_TASK TO CARRY OUT_
Return the lines below that carry the word "аэрации".

(begin)

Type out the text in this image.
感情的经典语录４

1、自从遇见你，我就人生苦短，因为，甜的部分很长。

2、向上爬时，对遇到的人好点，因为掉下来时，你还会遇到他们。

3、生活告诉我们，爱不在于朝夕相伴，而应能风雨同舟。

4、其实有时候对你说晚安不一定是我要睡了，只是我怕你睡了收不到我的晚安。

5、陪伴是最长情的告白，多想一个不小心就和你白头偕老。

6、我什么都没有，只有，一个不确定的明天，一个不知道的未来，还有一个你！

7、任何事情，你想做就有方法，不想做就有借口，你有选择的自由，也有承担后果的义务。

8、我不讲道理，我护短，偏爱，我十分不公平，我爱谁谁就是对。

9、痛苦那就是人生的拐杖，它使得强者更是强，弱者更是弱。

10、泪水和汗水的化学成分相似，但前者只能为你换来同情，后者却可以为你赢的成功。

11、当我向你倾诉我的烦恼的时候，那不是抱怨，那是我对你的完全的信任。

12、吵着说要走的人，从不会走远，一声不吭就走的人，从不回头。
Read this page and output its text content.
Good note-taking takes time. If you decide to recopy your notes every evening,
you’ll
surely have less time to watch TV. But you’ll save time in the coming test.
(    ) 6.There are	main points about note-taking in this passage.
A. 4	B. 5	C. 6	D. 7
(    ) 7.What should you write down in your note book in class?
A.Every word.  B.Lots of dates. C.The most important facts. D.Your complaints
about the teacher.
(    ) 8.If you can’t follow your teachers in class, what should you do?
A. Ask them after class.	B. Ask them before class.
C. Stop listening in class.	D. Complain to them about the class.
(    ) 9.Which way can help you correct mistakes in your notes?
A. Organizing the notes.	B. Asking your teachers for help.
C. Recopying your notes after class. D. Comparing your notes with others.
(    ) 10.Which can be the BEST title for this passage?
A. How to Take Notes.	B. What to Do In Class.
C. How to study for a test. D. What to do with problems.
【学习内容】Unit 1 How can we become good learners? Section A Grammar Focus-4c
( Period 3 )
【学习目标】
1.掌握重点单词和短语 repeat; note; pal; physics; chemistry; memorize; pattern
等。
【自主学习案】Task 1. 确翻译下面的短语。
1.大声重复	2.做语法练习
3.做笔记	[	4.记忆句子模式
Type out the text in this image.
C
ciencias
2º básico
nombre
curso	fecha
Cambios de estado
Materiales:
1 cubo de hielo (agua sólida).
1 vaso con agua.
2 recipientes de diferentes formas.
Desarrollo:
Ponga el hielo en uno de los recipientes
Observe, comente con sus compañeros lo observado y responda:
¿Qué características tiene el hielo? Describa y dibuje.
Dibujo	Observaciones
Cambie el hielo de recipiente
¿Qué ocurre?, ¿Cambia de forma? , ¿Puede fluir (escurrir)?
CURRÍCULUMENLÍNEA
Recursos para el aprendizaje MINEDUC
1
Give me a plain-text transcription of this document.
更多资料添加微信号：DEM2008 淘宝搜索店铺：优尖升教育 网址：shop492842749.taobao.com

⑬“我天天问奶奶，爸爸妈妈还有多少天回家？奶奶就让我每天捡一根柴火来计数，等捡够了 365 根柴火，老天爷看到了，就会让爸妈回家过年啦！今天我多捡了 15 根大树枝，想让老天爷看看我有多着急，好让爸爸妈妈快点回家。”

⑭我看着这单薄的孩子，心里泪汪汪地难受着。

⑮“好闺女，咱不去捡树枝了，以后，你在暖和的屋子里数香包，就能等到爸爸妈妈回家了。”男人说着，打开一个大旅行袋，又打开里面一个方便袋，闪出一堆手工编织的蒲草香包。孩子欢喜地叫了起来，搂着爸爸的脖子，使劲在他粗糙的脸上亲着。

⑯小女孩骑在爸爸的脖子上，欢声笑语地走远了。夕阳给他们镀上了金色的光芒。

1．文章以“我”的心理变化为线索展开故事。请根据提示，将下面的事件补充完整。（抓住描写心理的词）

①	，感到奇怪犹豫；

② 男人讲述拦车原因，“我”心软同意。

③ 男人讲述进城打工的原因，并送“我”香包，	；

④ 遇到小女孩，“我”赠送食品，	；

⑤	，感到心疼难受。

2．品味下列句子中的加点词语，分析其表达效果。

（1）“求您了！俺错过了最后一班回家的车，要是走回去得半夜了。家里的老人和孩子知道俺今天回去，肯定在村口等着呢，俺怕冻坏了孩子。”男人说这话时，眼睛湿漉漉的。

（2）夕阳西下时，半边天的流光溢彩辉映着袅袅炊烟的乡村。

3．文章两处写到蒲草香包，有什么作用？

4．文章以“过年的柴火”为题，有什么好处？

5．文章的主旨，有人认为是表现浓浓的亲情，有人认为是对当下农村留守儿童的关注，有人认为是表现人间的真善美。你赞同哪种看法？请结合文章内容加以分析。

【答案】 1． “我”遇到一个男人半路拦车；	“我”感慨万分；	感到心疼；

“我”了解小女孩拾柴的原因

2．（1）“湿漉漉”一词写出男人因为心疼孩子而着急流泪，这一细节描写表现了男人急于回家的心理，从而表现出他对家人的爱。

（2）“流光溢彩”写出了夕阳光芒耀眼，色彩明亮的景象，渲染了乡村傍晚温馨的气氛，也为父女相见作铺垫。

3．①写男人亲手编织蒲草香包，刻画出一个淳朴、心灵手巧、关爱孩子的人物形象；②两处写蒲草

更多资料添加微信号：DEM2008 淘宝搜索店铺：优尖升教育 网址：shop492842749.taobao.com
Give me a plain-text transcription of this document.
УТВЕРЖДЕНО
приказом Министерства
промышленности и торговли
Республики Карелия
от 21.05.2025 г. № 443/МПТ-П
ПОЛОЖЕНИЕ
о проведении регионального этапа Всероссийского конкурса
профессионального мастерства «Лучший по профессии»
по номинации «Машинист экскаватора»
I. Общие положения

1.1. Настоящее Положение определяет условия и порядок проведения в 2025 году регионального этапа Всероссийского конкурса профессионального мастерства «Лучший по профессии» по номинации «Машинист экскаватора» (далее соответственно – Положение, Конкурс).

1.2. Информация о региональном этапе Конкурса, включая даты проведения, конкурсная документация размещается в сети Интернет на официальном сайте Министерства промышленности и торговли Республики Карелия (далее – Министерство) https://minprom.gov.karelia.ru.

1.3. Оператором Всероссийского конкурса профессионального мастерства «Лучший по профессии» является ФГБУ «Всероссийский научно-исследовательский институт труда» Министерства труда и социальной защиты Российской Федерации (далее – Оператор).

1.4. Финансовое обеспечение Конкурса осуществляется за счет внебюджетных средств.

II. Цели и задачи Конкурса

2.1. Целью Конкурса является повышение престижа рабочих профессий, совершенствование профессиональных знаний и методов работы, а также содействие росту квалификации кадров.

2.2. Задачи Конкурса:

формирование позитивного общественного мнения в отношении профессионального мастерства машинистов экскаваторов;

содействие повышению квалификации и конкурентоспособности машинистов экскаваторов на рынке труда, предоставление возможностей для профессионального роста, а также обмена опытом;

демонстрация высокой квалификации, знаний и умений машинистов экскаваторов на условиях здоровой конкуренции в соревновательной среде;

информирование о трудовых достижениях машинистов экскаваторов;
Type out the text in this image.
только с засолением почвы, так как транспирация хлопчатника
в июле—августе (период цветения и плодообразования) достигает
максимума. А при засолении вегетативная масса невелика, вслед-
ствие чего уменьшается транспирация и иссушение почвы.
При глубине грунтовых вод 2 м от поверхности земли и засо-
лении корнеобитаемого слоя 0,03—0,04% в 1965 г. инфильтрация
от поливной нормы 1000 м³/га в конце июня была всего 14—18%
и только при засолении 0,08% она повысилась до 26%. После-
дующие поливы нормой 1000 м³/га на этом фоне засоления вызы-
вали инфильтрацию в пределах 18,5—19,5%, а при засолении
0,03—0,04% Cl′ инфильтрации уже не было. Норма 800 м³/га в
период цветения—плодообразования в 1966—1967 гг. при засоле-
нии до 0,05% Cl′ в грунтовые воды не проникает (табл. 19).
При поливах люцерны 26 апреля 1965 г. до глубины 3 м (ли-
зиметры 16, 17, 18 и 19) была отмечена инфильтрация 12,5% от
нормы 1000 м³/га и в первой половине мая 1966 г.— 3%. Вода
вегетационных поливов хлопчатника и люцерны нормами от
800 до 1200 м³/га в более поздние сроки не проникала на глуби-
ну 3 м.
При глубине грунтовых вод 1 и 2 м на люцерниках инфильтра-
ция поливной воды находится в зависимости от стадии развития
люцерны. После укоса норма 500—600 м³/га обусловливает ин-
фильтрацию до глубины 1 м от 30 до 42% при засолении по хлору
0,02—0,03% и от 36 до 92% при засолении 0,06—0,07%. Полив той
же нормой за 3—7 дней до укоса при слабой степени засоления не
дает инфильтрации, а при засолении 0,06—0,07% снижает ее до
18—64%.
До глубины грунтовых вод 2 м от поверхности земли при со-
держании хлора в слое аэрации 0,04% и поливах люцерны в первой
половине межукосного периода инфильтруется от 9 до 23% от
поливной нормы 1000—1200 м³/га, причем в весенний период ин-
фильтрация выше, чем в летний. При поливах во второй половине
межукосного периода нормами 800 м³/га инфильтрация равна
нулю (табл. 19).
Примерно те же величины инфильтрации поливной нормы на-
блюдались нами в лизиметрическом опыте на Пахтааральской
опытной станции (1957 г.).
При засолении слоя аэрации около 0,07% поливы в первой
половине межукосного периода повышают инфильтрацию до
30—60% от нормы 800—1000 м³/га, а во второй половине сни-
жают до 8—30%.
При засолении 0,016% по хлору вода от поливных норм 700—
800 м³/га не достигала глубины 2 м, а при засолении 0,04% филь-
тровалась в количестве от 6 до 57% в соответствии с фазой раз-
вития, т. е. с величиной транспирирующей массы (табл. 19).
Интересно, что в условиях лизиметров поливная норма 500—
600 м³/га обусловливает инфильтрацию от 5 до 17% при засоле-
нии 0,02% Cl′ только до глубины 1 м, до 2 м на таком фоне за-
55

(end)

_COMPLETE RESPONSE_
держании хлора в слое аэрации 0,04% и поливах люцерны в первой
При засолении слоя аэрации около 0,07% поливы в первой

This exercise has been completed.